> _INSTRUCTIONS TO FOLLOW_: How many lines in the entries below include the string "Sampling"? Answer with the number only.

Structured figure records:
start

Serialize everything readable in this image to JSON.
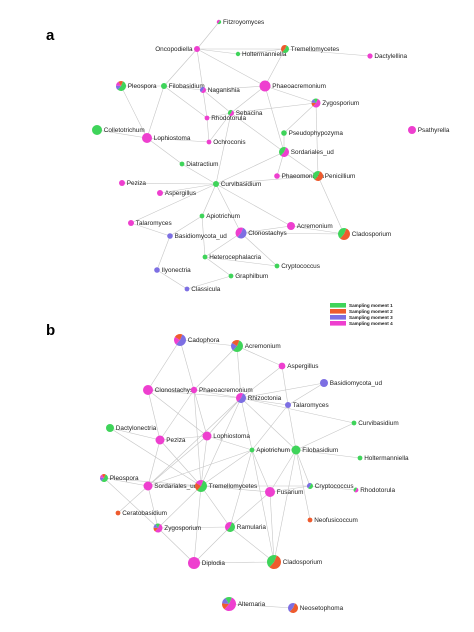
{
  "colors": {
    "m1": "#3fd45a",
    "m2": "#ee5b2e",
    "m3": "#7d6fe3",
    "m4": "#ee3fcf"
  },
  "legend": [
    {
      "key": "m1",
      "label": "Sampling moment 1"
    },
    {
      "key": "m2",
      "label": "Sampling moment 2"
    },
    {
      "key": "m3",
      "label": "Sampling moment 3"
    },
    {
      "key": "m4",
      "label": "Sampling moment 4"
    }
  ],
  "panels": [
    {
      "id": "a",
      "label": "a",
      "nodes": [
        {
          "id": "fitz",
          "label": "Fitzroyomyces",
          "mix": [
            "m1",
            "m4"
          ]
        },
        {
          "id": "onco",
          "label": "Oncopodiella",
          "mix": [
            "m4"
          ]
        },
        {
          "id": "holt",
          "label": "Holtermanniella",
          "mix": [
            "m1"
          ]
        },
        {
          "id": "trem",
          "label": "Tremellomycetes",
          "mix": [
            "m1",
            "m2"
          ]
        },
        {
          "id": "dact",
          "label": "Dactylellina",
          "mix": [
            "m4"
          ]
        },
        {
          "id": "pleo",
          "label": "Pleospora",
          "mix": [
            "m1",
            "m3",
            "m4",
            "m2"
          ]
        },
        {
          "id": "filo",
          "label": "Filobasidium",
          "mix": [
            "m1"
          ]
        },
        {
          "id": "naga",
          "label": "Naganishia",
          "mix": [
            "m4",
            "m3"
          ]
        },
        {
          "id": "phae",
          "label": "Phaeoacremonium",
          "mix": [
            "m4"
          ]
        },
        {
          "id": "zygo",
          "label": "Zygosporium",
          "mix": [
            "m4",
            "m2",
            "m3",
            "m1"
          ]
        },
        {
          "id": "rhod",
          "label": "Rhodotorula",
          "mix": [
            "m4"
          ]
        },
        {
          "id": "seba",
          "label": "Sebacina",
          "mix": [
            "m4",
            "m1"
          ]
        },
        {
          "id": "coll",
          "label": "Colletotrichum",
          "mix": [
            "m1"
          ]
        },
        {
          "id": "loph",
          "label": "Lophiostoma",
          "mix": [
            "m4"
          ]
        },
        {
          "id": "ochr",
          "label": "Ochroconis",
          "mix": [
            "m4"
          ]
        },
        {
          "id": "pseu",
          "label": "Pseudophypozyma",
          "mix": [
            "m1"
          ]
        },
        {
          "id": "psat",
          "label": "Psathyrella",
          "mix": [
            "m4"
          ]
        },
        {
          "id": "sord",
          "label": "Sordariales_ud",
          "mix": [
            "m4",
            "m1"
          ]
        },
        {
          "id": "diat",
          "label": "Diatractium",
          "mix": [
            "m1"
          ]
        },
        {
          "id": "phaeo",
          "label": "Phaeomoniella",
          "mix": [
            "m4"
          ]
        },
        {
          "id": "peni",
          "label": "Penicillium",
          "mix": [
            "m2",
            "m1"
          ]
        },
        {
          "id": "pezi",
          "label": "Peziza",
          "mix": [
            "m4"
          ]
        },
        {
          "id": "curv",
          "label": "Curvibasidium",
          "mix": [
            "m1"
          ]
        },
        {
          "id": "aspe",
          "label": "Aspergillus",
          "mix": [
            "m4"
          ]
        },
        {
          "id": "apio",
          "label": "Apiotrichum",
          "mix": [
            "m1"
          ]
        },
        {
          "id": "tala",
          "label": "Talaromyces",
          "mix": [
            "m4"
          ]
        },
        {
          "id": "clon",
          "label": "Clonostachys",
          "mix": [
            "m3",
            "m4"
          ]
        },
        {
          "id": "acre",
          "label": "Acremonium",
          "mix": [
            "m4"
          ]
        },
        {
          "id": "clad",
          "label": "Cladosporium",
          "mix": [
            "m2",
            "m1"
          ]
        },
        {
          "id": "basi",
          "label": "Basidiomycota_ud",
          "mix": [
            "m3"
          ]
        },
        {
          "id": "hete",
          "label": "Heterocephalacria",
          "mix": [
            "m1"
          ]
        },
        {
          "id": "ilyo",
          "label": "Ilyonectria",
          "mix": [
            "m3"
          ]
        },
        {
          "id": "cryp",
          "label": "Cryptococcus",
          "mix": [
            "m1"
          ]
        },
        {
          "id": "grap",
          "label": "Graphilbum",
          "mix": [
            "m1"
          ]
        },
        {
          "id": "clas",
          "label": "Classicula",
          "mix": [
            "m3"
          ]
        }
      ],
      "edges": [
        [
          "fitz",
          "onco"
        ],
        [
          "onco",
          "holt"
        ],
        [
          "onco",
          "trem"
        ],
        [
          "holt",
          "trem"
        ],
        [
          "onco",
          "naga"
        ],
        [
          "onco",
          "filo"
        ],
        [
          "onco",
          "phae"
        ],
        [
          "filo",
          "naga"
        ],
        [
          "filo",
          "pleo"
        ],
        [
          "filo",
          "rhod"
        ],
        [
          "filo",
          "loph"
        ],
        [
          "naga",
          "rhod"
        ],
        [
          "naga",
          "seba"
        ],
        [
          "naga",
          "phae"
        ],
        [
          "phae",
          "seba"
        ],
        [
          "phae",
          "zygo"
        ],
        [
          "trem",
          "phae"
        ],
        [
          "trem",
          "dact"
        ],
        [
          "zygo",
          "pseu"
        ],
        [
          "zygo",
          "seba"
        ],
        [
          "seba",
          "rhod"
        ],
        [
          "seba",
          "ochr"
        ],
        [
          "seba",
          "sord"
        ],
        [
          "rhod",
          "ochr"
        ],
        [
          "loph",
          "ochr"
        ],
        [
          "loph",
          "coll"
        ],
        [
          "loph",
          "diat"
        ],
        [
          "pseu",
          "sord"
        ],
        [
          "sord",
          "phaeo"
        ],
        [
          "sord",
          "curv"
        ],
        [
          "sord",
          "peni"
        ],
        [
          "diat",
          "curv"
        ],
        [
          "curv",
          "aspe"
        ],
        [
          "curv",
          "pezi"
        ],
        [
          "curv",
          "apio"
        ],
        [
          "curv",
          "peni"
        ],
        [
          "curv",
          "clon"
        ],
        [
          "curv",
          "acre"
        ],
        [
          "curv",
          "tala"
        ],
        [
          "phaeo",
          "peni"
        ],
        [
          "peni",
          "clad"
        ],
        [
          "acre",
          "clad"
        ],
        [
          "clon",
          "acre"
        ],
        [
          "clon",
          "clad"
        ],
        [
          "apio",
          "basi"
        ],
        [
          "apio",
          "hete"
        ],
        [
          "basi",
          "tala"
        ],
        [
          "basi",
          "ilyo"
        ],
        [
          "hete",
          "cryp"
        ],
        [
          "hete",
          "grap"
        ],
        [
          "ilyo",
          "clas"
        ],
        [
          "grap",
          "clas"
        ],
        [
          "clon",
          "hete"
        ],
        [
          "clon",
          "cryp"
        ],
        [
          "seba",
          "curv"
        ],
        [
          "phae",
          "sord"
        ],
        [
          "zygo",
          "peni"
        ],
        [
          "pleo",
          "loph"
        ]
      ]
    },
    {
      "id": "b",
      "label": "b",
      "nodes": [
        {
          "id": "cado",
          "label": "Cadophora",
          "mix": [
            "m3",
            "m4",
            "m2"
          ]
        },
        {
          "id": "acre",
          "label": "Acremonium",
          "mix": [
            "m1",
            "m3",
            "m2"
          ]
        },
        {
          "id": "aspe",
          "label": "Aspergillus",
          "mix": [
            "m4"
          ]
        },
        {
          "id": "clon",
          "label": "Clonostachys",
          "mix": [
            "m4"
          ]
        },
        {
          "id": "phae",
          "label": "Phaeoacremonium",
          "mix": [
            "m4"
          ]
        },
        {
          "id": "basi",
          "label": "Basidiomycota_ud",
          "mix": [
            "m3"
          ]
        },
        {
          "id": "rhiz",
          "label": "Rhizoctonia",
          "mix": [
            "m3",
            "m4"
          ]
        },
        {
          "id": "tala",
          "label": "Talaromyces",
          "mix": [
            "m3"
          ]
        },
        {
          "id": "dact",
          "label": "Dactylonectria",
          "mix": [
            "m1"
          ]
        },
        {
          "id": "curv",
          "label": "Curvibasidium",
          "mix": [
            "m1"
          ]
        },
        {
          "id": "peze",
          "label": "Peziza",
          "mix": [
            "m4"
          ]
        },
        {
          "id": "loph",
          "label": "Lophiostoma",
          "mix": [
            "m4"
          ]
        },
        {
          "id": "apio",
          "label": "Apiotrichum",
          "mix": [
            "m1"
          ]
        },
        {
          "id": "filo",
          "label": "Filobasidium",
          "mix": [
            "m1"
          ]
        },
        {
          "id": "holt",
          "label": "Holtermanniella",
          "mix": [
            "m1"
          ]
        },
        {
          "id": "pleo",
          "label": "Pleospora",
          "mix": [
            "m1",
            "m3",
            "m4",
            "m2"
          ]
        },
        {
          "id": "sord",
          "label": "Sordariales_ud",
          "mix": [
            "m4"
          ]
        },
        {
          "id": "trem",
          "label": "Tremellomycetes",
          "mix": [
            "m1",
            "m2",
            "m4"
          ]
        },
        {
          "id": "fusa",
          "label": "Fusarium",
          "mix": [
            "m4"
          ]
        },
        {
          "id": "cryp",
          "label": "Cryptococcus",
          "mix": [
            "m1",
            "m3"
          ]
        },
        {
          "id": "rhod",
          "label": "Rhodotorula",
          "mix": [
            "m4",
            "m1"
          ]
        },
        {
          "id": "cera",
          "label": "Ceratobasidium",
          "mix": [
            "m2"
          ]
        },
        {
          "id": "zygo",
          "label": "Zygosporium",
          "mix": [
            "m4",
            "m2",
            "m3",
            "m1"
          ]
        },
        {
          "id": "ramu",
          "label": "Ramularia",
          "mix": [
            "m1",
            "m4"
          ]
        },
        {
          "id": "neof",
          "label": "Neofusicoccum",
          "mix": [
            "m2"
          ]
        },
        {
          "id": "dipl",
          "label": "Diplodia",
          "mix": [
            "m4"
          ]
        },
        {
          "id": "clad",
          "label": "Cladosporium",
          "mix": [
            "m2",
            "m1"
          ]
        },
        {
          "id": "alte",
          "label": "Alternaria",
          "mix": [
            "m4",
            "m2",
            "m3",
            "m1"
          ]
        },
        {
          "id": "neos",
          "label": "Neosetophoma",
          "mix": [
            "m2",
            "m3"
          ]
        }
      ],
      "edges": [
        [
          "cado",
          "acre"
        ],
        [
          "cado",
          "phae"
        ],
        [
          "cado",
          "clon"
        ],
        [
          "acre",
          "rhiz"
        ],
        [
          "acre",
          "phae"
        ],
        [
          "acre",
          "aspe"
        ],
        [
          "aspe",
          "rhiz"
        ],
        [
          "aspe",
          "tala"
        ],
        [
          "clon",
          "phae"
        ],
        [
          "clon",
          "rhiz"
        ],
        [
          "clon",
          "peze"
        ],
        [
          "clon",
          "loph"
        ],
        [
          "phae",
          "rhiz"
        ],
        [
          "phae",
          "peze"
        ],
        [
          "phae",
          "loph"
        ],
        [
          "phae",
          "trem"
        ],
        [
          "rhiz",
          "tala"
        ],
        [
          "rhiz",
          "basi"
        ],
        [
          "rhiz",
          "loph"
        ],
        [
          "rhiz",
          "apio"
        ],
        [
          "rhiz",
          "filo"
        ],
        [
          "rhiz",
          "sord"
        ],
        [
          "rhiz",
          "trem"
        ],
        [
          "rhiz",
          "curv"
        ],
        [
          "tala",
          "basi"
        ],
        [
          "tala",
          "filo"
        ],
        [
          "tala",
          "apio"
        ],
        [
          "dact",
          "peze"
        ],
        [
          "dact",
          "trem"
        ],
        [
          "peze",
          "loph"
        ],
        [
          "peze",
          "sord"
        ],
        [
          "peze",
          "trem"
        ],
        [
          "loph",
          "trem"
        ],
        [
          "loph",
          "apio"
        ],
        [
          "loph",
          "sord"
        ],
        [
          "apio",
          "filo"
        ],
        [
          "apio",
          "trem"
        ],
        [
          "apio",
          "fusa"
        ],
        [
          "apio",
          "ramu"
        ],
        [
          "apio",
          "sord"
        ],
        [
          "filo",
          "curv"
        ],
        [
          "filo",
          "holt"
        ],
        [
          "filo",
          "fusa"
        ],
        [
          "filo",
          "cryp"
        ],
        [
          "filo",
          "clad"
        ],
        [
          "filo",
          "neof"
        ],
        [
          "cryp",
          "rhod"
        ],
        [
          "pleo",
          "sord"
        ],
        [
          "pleo",
          "trem"
        ],
        [
          "pleo",
          "zygo"
        ],
        [
          "sord",
          "trem"
        ],
        [
          "sord",
          "cera"
        ],
        [
          "sord",
          "zygo"
        ],
        [
          "trem",
          "zygo"
        ],
        [
          "trem",
          "ramu"
        ],
        [
          "trem",
          "dipl"
        ],
        [
          "trem",
          "fusa"
        ],
        [
          "trem",
          "cryp"
        ],
        [
          "fusa",
          "ramu"
        ],
        [
          "fusa",
          "clad"
        ],
        [
          "zygo",
          "ramu"
        ],
        [
          "zygo",
          "dipl"
        ],
        [
          "ramu",
          "dipl"
        ],
        [
          "ramu",
          "clad"
        ],
        [
          "dipl",
          "clad"
        ],
        [
          "fusa",
          "cryp"
        ],
        [
          "apio",
          "clad"
        ],
        [
          "alte",
          "neos"
        ]
      ]
    }
  ]
}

end

> _RESPONSE TO THIS EXERCISE_: 4